# Work to be completed:
In the news report on the bombing before Pakistan's elections, how many Army soldiers did the government deploy?

# Selected text:
------------------------------------
( dpa ) - A suicide bomber killed at least 40 people at a campaign office in Pakistan's restive tribal belt as Pakistani political parties held their final rallies Saturday ahead of next week's crucial parliamentary elections, officials said.
The attack occurred at the office of independent candidate Riaz Hussain Shah, who is supported by the slain ex-premier Benazir Bhutto's party, in the tribal district of Parachinar, near Pakistan's border with Afghanistan.
"Forty people were killed and 97 injured in the bombing," said Fida Mohammed, Assistant Political Agent, an official who administers the government office in the semi autonomous tribal district.
Interior Ministry spokesman Javed Iqbal Cheema confirmed 37 deaths. The attacker detonated an explosives-laden vehicle as it approached Shah's supporters outside the office.
Pakistan has been rocked by dozens of suicide bombings in the past year killing more than 1,000 people, including four in the past week in the restive North-West Frontier Province, which includes the tribal belt and where Taliban and al-Qaeda militants are active.
Parachinar also has a history of sectarian violence between Sunni and minority Shiite tribesmen, including clashes late last year that killed more than 350.
Separately, suspected pro-Taliban militants blew up eight booths at a polling station in the tribal district of Bajaur in a pre-dawn attack Saturday.
The violence came as the political candidates completed their final day of campaigning ahead of Monday's elections, which are meant to bring a return of civilian government after eight years of military rule under embattled President Pervez Musharraf.
"All the candidates will wind up their election campaigns by midnight and no public rallies or meetings will be allowed until the day-long polling concludes on Monday evening," Kunwar Dilshad, secretary of the Election Commission of Pakistan, told Deutsche Presse-Agentur dpa.
The three major parties held public rallies in nearly every major city in the country.
With around 80 million voters eligible to cast ballots for national and local parliaments, the government had deployed 81,000 Army soldiers in addition to provincial police forces, all of whom have been given shoot-on-sight orders against agitators.
However, the Army was only on standby and would not mobilize unless there was serious election-related violence, the English- language News cited chief military spokesman Major General Athar Abbas as saying.
The military deployment followed threats by opposition parties to launch mass street protests, if the elections were rigged in favour of Musharraf's political backers. But the embattled president has threatened to put down any post-poll protests with force.
According to independent opinion surveys, the ruling PML-Q is lagging far behind with only 14 per cent support among voters, while the PPP was polling at nearly 50 per cent, and Nawaz's PML-N was second with 22 per cent.
On Friday, the US-based Human Rights Watch released an audio recording of Attorney-General Malik Mohammed Qayyum, a close aide of Musharraf, in which he allegedly allegedly stated that Monday's elections would be "massively rigged."
Qayyum denied the claims, saying the recording was faked as part of a conspiracy against him.
The prospect of rigging has raised concerns among the international community, which has dispatched hundreds of observers to the country.
An influential US lawmaker and a member of the US election monitoring team, Senator Joseph Biden, said Friday he would recommend that Congress cut Pakistan's military aid, if the elections were rigged. Biden heads the powerful Senate Foreign Relations Committee.
Analysts believe that Monday's vote could determine the political survival of Musharraf, whose popularity is at its lowest since he seized power in a bloodless military coup in 1999, as a hostile incoming civilian government could move to impeach him.
Musharraf is a key ally of the US in its global war on terror.
------------------------------------
# Data to examine:
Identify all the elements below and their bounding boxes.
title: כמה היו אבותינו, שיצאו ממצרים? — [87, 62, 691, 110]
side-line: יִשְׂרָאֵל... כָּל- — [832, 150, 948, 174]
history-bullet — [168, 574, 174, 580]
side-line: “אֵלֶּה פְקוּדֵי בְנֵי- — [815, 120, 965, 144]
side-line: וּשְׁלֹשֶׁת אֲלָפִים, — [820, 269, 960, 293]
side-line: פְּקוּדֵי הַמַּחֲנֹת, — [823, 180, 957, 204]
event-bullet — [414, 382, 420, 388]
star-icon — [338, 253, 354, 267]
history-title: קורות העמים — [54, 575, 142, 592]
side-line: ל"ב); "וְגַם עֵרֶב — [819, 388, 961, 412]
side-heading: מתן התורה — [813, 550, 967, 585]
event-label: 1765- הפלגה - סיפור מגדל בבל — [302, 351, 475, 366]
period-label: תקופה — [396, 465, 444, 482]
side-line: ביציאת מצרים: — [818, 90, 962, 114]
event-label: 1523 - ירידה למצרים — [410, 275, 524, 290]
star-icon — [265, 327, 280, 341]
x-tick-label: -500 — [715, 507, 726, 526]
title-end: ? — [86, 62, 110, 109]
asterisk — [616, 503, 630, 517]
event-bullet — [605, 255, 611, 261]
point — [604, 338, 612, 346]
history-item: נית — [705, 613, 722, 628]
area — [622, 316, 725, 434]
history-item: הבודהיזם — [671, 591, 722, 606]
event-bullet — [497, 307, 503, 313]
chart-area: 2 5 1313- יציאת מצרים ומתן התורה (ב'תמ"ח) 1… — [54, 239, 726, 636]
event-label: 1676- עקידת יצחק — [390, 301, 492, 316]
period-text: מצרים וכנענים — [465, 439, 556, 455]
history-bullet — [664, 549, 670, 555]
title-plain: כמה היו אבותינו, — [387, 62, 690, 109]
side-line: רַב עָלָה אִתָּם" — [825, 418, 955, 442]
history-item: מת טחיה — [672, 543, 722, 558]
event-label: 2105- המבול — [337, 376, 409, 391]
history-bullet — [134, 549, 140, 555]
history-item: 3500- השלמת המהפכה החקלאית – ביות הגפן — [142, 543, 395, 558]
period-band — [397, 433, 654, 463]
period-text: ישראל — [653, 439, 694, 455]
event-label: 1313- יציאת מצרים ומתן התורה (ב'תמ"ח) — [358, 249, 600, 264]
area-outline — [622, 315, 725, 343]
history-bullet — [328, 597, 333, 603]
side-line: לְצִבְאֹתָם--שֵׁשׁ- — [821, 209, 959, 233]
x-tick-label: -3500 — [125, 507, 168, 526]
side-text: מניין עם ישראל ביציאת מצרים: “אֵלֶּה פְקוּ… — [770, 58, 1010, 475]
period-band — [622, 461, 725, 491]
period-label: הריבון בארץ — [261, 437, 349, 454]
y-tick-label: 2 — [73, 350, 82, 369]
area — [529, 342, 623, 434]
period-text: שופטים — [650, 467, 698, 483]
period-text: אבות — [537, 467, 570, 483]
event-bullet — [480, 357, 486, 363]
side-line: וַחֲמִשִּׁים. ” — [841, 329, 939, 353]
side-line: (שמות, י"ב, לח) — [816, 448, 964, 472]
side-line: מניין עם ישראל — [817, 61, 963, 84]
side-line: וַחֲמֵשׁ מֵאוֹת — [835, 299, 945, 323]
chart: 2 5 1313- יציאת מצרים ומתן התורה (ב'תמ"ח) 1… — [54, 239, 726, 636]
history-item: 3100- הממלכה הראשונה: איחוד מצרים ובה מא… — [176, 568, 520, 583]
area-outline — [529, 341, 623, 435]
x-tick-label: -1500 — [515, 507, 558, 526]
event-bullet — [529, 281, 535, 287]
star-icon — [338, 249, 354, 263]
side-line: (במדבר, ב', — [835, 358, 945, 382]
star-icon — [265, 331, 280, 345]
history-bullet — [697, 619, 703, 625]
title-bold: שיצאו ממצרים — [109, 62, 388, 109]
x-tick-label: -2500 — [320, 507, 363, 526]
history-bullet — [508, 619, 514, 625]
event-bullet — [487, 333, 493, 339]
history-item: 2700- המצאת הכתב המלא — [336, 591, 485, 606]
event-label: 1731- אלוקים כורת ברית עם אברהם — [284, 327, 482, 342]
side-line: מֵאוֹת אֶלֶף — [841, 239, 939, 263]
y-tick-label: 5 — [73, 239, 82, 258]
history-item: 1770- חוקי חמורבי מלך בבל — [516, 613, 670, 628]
------------------------------------
# The completed task:
81,000 Army soldiers.